## DO THIS:
Print out each entry below exactly, please.
**** RECORDS SUPPLIED ****
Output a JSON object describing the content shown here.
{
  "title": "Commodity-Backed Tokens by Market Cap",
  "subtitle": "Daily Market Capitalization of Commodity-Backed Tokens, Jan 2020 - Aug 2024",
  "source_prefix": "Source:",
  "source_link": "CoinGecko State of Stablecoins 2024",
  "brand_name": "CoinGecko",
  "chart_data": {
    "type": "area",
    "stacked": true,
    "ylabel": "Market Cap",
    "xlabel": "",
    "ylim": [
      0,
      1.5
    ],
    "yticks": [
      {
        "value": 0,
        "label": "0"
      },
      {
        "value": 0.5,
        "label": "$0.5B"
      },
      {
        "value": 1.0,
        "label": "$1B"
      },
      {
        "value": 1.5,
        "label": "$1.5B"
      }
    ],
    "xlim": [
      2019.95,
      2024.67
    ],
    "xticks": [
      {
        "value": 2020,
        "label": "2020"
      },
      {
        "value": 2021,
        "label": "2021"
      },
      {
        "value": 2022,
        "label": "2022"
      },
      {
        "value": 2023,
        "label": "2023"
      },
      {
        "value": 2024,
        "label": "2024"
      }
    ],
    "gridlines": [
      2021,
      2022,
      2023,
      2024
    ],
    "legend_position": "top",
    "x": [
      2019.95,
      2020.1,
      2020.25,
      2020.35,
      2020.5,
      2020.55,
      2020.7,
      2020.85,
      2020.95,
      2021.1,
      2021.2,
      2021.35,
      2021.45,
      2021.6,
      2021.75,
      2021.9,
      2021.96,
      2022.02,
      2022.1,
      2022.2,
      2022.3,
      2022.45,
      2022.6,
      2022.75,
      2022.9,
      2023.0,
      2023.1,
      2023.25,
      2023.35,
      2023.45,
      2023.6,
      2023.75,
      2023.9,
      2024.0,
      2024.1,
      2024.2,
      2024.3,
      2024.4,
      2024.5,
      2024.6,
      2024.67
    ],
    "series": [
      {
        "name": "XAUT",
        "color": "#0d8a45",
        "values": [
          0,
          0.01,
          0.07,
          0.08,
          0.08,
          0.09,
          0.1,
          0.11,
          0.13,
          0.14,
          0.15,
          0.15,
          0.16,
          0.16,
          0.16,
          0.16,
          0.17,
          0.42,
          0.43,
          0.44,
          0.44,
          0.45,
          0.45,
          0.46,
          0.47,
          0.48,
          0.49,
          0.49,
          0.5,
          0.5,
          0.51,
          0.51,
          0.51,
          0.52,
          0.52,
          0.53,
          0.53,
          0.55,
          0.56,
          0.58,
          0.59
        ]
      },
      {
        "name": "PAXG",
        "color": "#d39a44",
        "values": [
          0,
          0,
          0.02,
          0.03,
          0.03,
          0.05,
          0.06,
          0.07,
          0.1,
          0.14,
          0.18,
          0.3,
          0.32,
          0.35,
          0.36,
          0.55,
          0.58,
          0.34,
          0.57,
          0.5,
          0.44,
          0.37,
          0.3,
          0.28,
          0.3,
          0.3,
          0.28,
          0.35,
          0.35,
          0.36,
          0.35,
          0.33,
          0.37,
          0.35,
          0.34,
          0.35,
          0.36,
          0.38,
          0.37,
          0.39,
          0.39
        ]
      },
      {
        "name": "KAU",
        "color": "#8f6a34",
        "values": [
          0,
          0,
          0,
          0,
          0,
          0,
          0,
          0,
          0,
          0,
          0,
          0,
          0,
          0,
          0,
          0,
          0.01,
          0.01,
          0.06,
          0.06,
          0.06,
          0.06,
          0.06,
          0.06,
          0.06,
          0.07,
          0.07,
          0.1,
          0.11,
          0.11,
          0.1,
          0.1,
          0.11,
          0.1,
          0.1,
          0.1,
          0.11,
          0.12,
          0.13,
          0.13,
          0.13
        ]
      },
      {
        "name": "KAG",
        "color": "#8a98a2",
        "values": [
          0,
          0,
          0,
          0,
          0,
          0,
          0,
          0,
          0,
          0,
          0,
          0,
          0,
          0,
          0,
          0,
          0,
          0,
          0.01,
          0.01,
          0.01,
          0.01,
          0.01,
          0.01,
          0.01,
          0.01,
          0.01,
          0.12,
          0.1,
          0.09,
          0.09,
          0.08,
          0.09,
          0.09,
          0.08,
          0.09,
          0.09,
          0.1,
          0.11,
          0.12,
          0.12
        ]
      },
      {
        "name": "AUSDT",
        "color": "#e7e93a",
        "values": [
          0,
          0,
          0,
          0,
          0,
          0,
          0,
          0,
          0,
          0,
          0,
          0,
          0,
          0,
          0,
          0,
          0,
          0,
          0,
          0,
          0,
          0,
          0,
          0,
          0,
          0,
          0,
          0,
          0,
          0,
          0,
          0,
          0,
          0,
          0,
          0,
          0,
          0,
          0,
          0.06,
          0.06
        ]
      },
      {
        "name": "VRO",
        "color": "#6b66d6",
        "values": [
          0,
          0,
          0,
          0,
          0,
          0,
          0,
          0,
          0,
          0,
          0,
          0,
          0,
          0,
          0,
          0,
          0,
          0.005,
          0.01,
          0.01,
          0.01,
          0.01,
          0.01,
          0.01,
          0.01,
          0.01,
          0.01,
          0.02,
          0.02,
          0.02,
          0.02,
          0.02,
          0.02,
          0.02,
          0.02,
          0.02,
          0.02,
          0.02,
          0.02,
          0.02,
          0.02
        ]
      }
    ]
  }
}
****
## THE RESULT:
Output a JSON object describing the content shown here.
{
  "title": "Commodity-Backed Tokens by Market Cap",
  "subtitle": "Daily Market Capitalization of Commodity-Backed Tokens, Jan 2020 - Aug 2024",
  "source_prefix": "Source:",
  "source_link": "CoinGecko State of Stablecoins 2024",
  "brand_name": "CoinGecko",
  "chart_data": {
    "type": "area",
    "stacked": true,
    "ylabel": "Market Cap",
    "xlabel": "",
    "ylim": [
      0,
      1.5
    ],
    "yticks": [
      {
        "value": 0,
        "label": "0"
      },
      {
        "value": 0.5,
        "label": "$0.5B"
      },
      {
        "value": 1.0,
        "label": "$1B"
      },
      {
        "value": 1.5,
        "label": "$1.5B"
      }
    ],
    "xlim": [
      2019.95,
      2024.67
    ],
    "xticks": [
      {
        "value": 2020,
        "label": "2020"
      },
      {
        "value": 2021,
        "label": "2021"
      },
      {
        "value": 2022,
        "label": "2022"
      },
      {
        "value": 2023,
        "label": "2023"
      },
      {
        "value": 2024,
        "label": "2024"
      }
    ],
    "gridlines": [
      2021,
      2022,
      2023,
      2024
    ],
    "legend_position": "top",
    "x": [
      2019.95,
      2020.1,
      2020.25,
      2020.35,
      2020.5,
      2020.55,
      2020.7,
      2020.85,
      2020.95,
      2021.1,
      2021.2,
      2021.35,
      2021.45,
      2021.6,
      2021.75,
      2021.9,
      2021.96,
      2022.02,
      2022.1,
      2022.2,
      2022.3,
      2022.45,
      2022.6,
      2022.75,
      2022.9,
      2023.0,
      2023.1,
      2023.25,
      2023.35,
      2023.45,
      2023.6,
      2023.75,
      2023.9,
      2024.0,
      2024.1,
      2024.2,
      2024.3,
      2024.4,
      2024.5,
      2024.6,
      2024.67
    ],
    "series": [
      {
        "name": "XAUT",
        "color": "#0d8a45",
        "values": [
          0,
          0.01,
          0.07,
          0.08,
          0.08,
          0.09,
          0.1,
          0.11,
          0.13,
          0.14,
          0.15,
          0.15,
          0.16,
          0.16,
          0.16,
          0.16,
          0.17,
          0.42,
          0.43,
          0.44,
          0.44,
          0.45,
          0.45,
          0.46,
          0.47,
          0.48,
          0.49,
          0.49,
          0.5,
          0.5,
          0.51,
          0.51,
          0.51,
          0.52,
          0.52,
          0.53,
          0.53,
          0.55,
          0.56,
          0.58,
          0.59
        ]
      },
      {
        "name": "PAXG",
        "color": "#d39a44",
        "values": [
          0,
          0,
          0.02,
          0.03,
          0.03,
          0.05,
          0.06,
          0.07,
          0.1,
          0.14,
          0.18,
          0.3,
          0.32,
          0.35,
          0.36,
          0.55,
          0.58,
          0.34,
          0.57,
          0.5,
          0.44,
          0.37,
          0.3,
          0.28,
          0.3,
          0.3,
          0.28,
          0.35,
          0.35,
          0.36,
          0.35,
          0.33,
          0.37,
          0.35,
          0.34,
          0.35,
          0.36,
          0.38,
          0.37,
          0.39,
          0.39
        ]
      },
      {
        "name": "KAU",
        "color": "#8f6a34",
        "values": [
          0,
          0,
          0,
          0,
          0,
          0,
          0,
          0,
          0,
          0,
          0,
          0,
          0,
          0,
          0,
          0,
          0.01,
          0.01,
          0.06,
          0.06,
          0.06,
          0.06,
          0.06,
          0.06,
          0.06,
          0.07,
          0.07,
          0.1,
          0.11,
          0.11,
          0.1,
          0.1,
          0.11,
          0.1,
          0.1,
          0.1,
          0.11,
          0.12,
          0.13,
          0.13,
          0.13
        ]
      },
      {
        "name": "KAG",
        "color": "#8a98a2",
        "values": [
          0,
          0,
          0,
          0,
          0,
          0,
          0,
          0,
          0,
          0,
          0,
          0,
          0,
          0,
          0,
          0,
          0,
          0,
          0.01,
          0.01,
          0.01,
          0.01,
          0.01,
          0.01,
          0.01,
          0.01,
          0.01,
          0.12,
          0.1,
          0.09,
          0.09,
          0.08,
          0.09,
          0.09,
          0.08,
          0.09,
          0.09,
          0.1,
          0.11,
          0.12,
          0.12
        ]
      },
      {
        "name": "AUSDT",
        "color": "#e7e93a",
        "values": [
          0,
          0,
          0,
          0,
          0,
          0,
          0,
          0,
          0,
          0,
          0,
          0,
          0,
          0,
          0,
          0,
          0,
          0,
          0,
          0,
          0,
          0,
          0,
          0,
          0,
          0,
          0,
          0,
          0,
          0,
          0,
          0,
          0,
          0,
          0,
          0,
          0,
          0,
          0,
          0.06,
          0.06
        ]
      },
      {
        "name": "VRO",
        "color": "#6b66d6",
        "values": [
          0,
          0,
          0,
          0,
          0,
          0,
          0,
          0,
          0,
          0,
          0,
          0,
          0,
          0,
          0,
          0,
          0,
          0.005,
          0.01,
          0.01,
          0.01,
          0.01,
          0.01,
          0.01,
          0.01,
          0.01,
          0.01,
          0.02,
          0.02,
          0.02,
          0.02,
          0.02,
          0.02,
          0.02,
          0.02,
          0.02,
          0.02,
          0.02,
          0.02,
          0.02,
          0.02
        ]
      }
    ]
  }
}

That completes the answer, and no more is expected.